(Dataset listings of figures)
####################

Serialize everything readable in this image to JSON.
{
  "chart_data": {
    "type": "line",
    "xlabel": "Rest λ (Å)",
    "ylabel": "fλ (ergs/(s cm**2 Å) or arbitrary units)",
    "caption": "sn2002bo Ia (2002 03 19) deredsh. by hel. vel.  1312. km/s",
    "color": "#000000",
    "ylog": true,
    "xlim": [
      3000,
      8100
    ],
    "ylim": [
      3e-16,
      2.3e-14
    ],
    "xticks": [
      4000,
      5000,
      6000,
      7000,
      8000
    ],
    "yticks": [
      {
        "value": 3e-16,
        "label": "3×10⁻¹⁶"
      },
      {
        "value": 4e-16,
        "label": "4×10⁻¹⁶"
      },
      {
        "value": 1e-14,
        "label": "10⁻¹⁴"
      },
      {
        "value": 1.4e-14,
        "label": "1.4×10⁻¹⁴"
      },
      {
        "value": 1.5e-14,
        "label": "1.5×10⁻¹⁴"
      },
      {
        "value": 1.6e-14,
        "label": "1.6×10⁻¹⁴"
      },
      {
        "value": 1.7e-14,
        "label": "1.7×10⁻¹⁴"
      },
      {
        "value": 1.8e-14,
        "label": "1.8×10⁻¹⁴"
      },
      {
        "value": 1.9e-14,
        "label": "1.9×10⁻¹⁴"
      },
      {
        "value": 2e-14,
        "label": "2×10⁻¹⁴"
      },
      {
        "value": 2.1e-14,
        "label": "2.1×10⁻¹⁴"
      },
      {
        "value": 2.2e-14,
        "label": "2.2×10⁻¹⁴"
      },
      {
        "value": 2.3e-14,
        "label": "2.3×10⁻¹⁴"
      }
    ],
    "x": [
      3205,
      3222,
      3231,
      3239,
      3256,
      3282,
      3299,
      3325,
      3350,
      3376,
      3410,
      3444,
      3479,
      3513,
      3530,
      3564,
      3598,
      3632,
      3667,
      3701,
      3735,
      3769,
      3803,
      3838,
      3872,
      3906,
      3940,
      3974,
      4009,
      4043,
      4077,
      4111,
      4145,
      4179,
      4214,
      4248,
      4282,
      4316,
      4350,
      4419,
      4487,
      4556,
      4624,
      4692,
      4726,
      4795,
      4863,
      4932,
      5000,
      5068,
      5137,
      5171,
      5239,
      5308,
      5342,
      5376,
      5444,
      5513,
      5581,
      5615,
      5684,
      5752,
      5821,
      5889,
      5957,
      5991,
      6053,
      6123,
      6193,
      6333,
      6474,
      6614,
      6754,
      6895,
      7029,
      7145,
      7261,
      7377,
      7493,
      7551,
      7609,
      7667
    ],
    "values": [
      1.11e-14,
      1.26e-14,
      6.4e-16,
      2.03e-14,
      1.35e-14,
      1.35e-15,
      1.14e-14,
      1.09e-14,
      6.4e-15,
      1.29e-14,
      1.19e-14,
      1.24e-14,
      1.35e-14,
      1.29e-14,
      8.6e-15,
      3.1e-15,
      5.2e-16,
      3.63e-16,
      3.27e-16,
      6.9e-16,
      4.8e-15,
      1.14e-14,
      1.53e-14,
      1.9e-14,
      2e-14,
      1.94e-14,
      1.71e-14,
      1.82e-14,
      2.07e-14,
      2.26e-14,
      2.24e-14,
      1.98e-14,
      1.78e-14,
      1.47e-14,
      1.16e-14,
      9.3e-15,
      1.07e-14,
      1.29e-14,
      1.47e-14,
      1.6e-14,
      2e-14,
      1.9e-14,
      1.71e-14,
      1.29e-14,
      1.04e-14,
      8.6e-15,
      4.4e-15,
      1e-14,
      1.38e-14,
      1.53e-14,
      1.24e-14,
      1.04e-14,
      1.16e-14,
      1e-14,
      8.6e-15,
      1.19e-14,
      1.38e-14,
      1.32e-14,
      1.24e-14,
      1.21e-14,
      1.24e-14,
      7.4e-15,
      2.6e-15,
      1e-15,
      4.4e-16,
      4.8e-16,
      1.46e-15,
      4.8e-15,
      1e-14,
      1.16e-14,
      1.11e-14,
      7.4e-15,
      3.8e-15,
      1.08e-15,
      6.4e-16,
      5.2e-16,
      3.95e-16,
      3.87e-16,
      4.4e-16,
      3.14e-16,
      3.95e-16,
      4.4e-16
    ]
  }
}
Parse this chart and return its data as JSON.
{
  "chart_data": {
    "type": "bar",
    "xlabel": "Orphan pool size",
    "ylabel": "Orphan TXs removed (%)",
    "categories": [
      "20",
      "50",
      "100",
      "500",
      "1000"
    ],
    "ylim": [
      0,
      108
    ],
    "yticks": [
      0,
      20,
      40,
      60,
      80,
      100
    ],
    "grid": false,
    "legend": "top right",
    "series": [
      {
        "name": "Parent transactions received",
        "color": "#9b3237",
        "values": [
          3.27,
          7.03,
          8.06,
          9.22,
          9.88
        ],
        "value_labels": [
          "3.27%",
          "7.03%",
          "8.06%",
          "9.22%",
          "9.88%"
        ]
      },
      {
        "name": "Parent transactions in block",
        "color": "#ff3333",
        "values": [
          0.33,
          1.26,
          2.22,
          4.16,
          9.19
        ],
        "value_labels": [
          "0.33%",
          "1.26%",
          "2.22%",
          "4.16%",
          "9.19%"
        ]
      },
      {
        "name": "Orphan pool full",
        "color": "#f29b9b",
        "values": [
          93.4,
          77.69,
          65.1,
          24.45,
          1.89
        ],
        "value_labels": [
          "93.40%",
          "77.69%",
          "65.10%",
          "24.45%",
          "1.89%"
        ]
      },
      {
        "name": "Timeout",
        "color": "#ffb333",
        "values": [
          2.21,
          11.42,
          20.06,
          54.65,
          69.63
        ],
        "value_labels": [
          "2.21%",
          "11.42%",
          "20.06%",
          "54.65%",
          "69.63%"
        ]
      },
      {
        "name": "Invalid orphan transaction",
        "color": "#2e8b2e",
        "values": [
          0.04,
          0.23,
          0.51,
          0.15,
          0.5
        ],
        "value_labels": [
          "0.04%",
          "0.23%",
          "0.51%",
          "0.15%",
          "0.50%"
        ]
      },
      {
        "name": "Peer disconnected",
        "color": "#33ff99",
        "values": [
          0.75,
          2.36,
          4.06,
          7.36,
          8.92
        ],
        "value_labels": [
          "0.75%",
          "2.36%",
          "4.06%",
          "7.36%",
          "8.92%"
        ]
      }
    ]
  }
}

####################

GOAL: Work out the number of lines above that include the string "xlabel" and write only that number.

THE RESPONSE: 2